Rodney Yee Calls for Yoga in Healthcare

Rodney Yee is on a mission to integrate yoga into the healthcare system. In his keynote address at the San Francisco Yoga Journal Conference he described the groundbreaking work of Donna Karan’s Urban Zen Integrative Therapy Program, which brings yoga, along with other healing arts, into hospitals. Yee, a yoga teacher for 25 years, and his wife Colleen Saidman, also a teacher, co-direct the yoga therapy component of the program, training nurses and doctors to offer simple yoga sequences, breathing practices, and meditation to patients.

Yee says the moment is ripe for integrative therapies such as yoga to be taken seriously in medical settings. “The medical system finally has their doors open, partly because there’s a healthcare crisis in this country,” he said. Yoga teachers, he said, can play a crucial role in bringing self-care practices to patients. “The system is in dire need of what we have to offer.”

→ CHECK YOUR UNDERSTANDING:
1. From the article about yoga in healthcare, extract the stretch from "Rodney Yee is" through "meditation to patients.".
2. According to the article about yoga in healthcare, how many years has Rodney Yee been a yoga teacher?
3. Decide whether each statement agrees with the article about yoga in healthcare, and answer yes or no with the deciding words quoted from it: (a) Yee gave his keynote address at the San Francisco Yoga Journal Conference. (b) Colleen Saidman is Yee's wife. (c) The program trains yoga teachers to work as nurses.
The collected data that comes next has no connection to the article about yoga in healthcare.

[Collected data]
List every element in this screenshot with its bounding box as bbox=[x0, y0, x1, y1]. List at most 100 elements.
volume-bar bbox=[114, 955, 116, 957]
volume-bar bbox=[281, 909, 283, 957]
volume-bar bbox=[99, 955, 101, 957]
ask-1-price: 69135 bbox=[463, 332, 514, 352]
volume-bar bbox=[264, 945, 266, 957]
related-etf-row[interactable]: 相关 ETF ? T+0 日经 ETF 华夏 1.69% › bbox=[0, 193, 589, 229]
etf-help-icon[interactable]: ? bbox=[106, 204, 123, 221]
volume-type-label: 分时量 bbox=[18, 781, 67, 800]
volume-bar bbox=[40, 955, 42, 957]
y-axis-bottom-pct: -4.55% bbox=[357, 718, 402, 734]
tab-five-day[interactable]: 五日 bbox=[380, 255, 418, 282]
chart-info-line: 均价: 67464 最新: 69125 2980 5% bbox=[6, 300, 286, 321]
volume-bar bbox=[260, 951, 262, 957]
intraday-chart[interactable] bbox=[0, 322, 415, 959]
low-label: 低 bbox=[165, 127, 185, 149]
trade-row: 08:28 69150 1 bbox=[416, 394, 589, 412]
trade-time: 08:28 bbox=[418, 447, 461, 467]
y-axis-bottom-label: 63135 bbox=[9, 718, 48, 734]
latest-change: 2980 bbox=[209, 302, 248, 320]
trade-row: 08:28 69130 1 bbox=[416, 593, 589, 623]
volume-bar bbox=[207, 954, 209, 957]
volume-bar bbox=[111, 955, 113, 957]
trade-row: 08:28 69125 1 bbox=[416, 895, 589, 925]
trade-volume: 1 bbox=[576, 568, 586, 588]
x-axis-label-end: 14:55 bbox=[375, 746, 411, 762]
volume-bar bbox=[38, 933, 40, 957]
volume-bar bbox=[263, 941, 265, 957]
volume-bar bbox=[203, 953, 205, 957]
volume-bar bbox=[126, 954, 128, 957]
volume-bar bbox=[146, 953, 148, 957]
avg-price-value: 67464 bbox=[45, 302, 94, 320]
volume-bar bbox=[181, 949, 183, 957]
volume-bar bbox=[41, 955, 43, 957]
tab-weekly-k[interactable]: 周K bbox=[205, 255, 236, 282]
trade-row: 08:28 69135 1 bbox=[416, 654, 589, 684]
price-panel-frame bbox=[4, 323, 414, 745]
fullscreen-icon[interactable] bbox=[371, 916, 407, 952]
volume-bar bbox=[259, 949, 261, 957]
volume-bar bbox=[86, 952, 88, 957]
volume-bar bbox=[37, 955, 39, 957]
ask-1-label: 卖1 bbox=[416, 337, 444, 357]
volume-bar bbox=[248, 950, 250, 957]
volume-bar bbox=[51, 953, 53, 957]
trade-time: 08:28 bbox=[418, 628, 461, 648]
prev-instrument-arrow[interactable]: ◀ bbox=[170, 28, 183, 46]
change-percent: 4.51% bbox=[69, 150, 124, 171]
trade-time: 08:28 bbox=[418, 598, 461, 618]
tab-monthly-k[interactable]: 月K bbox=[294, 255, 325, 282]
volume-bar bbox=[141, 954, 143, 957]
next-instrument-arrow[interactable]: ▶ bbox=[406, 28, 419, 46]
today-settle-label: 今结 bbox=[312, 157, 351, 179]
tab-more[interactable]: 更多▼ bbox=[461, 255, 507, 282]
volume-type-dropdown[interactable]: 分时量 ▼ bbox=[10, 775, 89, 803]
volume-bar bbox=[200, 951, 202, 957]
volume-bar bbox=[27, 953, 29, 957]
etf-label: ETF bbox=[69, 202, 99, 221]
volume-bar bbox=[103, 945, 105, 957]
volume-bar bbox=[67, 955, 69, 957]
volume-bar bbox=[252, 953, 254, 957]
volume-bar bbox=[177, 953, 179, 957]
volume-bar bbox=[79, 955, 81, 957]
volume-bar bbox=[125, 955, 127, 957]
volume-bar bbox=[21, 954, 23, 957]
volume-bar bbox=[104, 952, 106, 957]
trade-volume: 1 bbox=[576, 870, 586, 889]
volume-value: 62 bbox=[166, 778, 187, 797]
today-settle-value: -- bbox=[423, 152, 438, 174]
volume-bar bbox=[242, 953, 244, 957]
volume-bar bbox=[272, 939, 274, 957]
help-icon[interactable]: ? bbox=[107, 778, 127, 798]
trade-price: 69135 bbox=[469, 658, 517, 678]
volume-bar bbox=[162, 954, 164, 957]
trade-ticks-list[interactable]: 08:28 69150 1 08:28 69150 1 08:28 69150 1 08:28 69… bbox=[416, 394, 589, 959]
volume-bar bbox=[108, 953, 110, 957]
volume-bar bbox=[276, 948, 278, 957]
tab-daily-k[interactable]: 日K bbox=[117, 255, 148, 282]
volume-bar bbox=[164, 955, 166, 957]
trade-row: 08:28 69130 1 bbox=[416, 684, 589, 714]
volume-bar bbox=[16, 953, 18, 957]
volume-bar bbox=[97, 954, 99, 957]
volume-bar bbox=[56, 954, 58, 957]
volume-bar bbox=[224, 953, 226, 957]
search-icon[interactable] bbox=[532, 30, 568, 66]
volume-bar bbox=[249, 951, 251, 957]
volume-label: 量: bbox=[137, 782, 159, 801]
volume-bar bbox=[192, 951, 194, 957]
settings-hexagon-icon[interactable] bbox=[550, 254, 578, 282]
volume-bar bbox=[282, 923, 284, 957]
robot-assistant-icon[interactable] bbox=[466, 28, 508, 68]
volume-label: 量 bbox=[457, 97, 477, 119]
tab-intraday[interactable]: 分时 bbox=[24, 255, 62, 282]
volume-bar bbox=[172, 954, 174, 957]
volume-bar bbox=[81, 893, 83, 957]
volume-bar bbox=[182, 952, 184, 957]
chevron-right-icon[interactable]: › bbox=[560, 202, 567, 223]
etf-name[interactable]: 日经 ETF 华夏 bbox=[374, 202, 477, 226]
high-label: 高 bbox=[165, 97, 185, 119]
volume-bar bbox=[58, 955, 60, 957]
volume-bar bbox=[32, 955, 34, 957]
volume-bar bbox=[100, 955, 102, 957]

→ PER-TASK OUTPUTS:
1.
Rodney Yee is on a mission to integrate yoga into the healthcare system. In his keynote address at the San Francisco Yoga Journal Conference he described the groundbreaking work of Donna Karan’s Urban Zen Integrative Therapy Program, which brings yoga, along with other healing arts, into hospitals. Yee, a yoga teacher for 25 years, and his wife Colleen Saidman, also a teacher, co-direct the yoga therapy component of the program, training nurses and doctors to offer simple yoga sequences, breathing practices, and meditation to patients.

2. 25 years.

3.
(a) Yes: "In his keynote address at the San Francisco Yoga Journal Conference"
(b) Yes: "his wife Colleen Saidman, also a teacher"
(c) No: "training nurses and doctors to offer simple yoga sequences, breathing practices, and meditation to patients"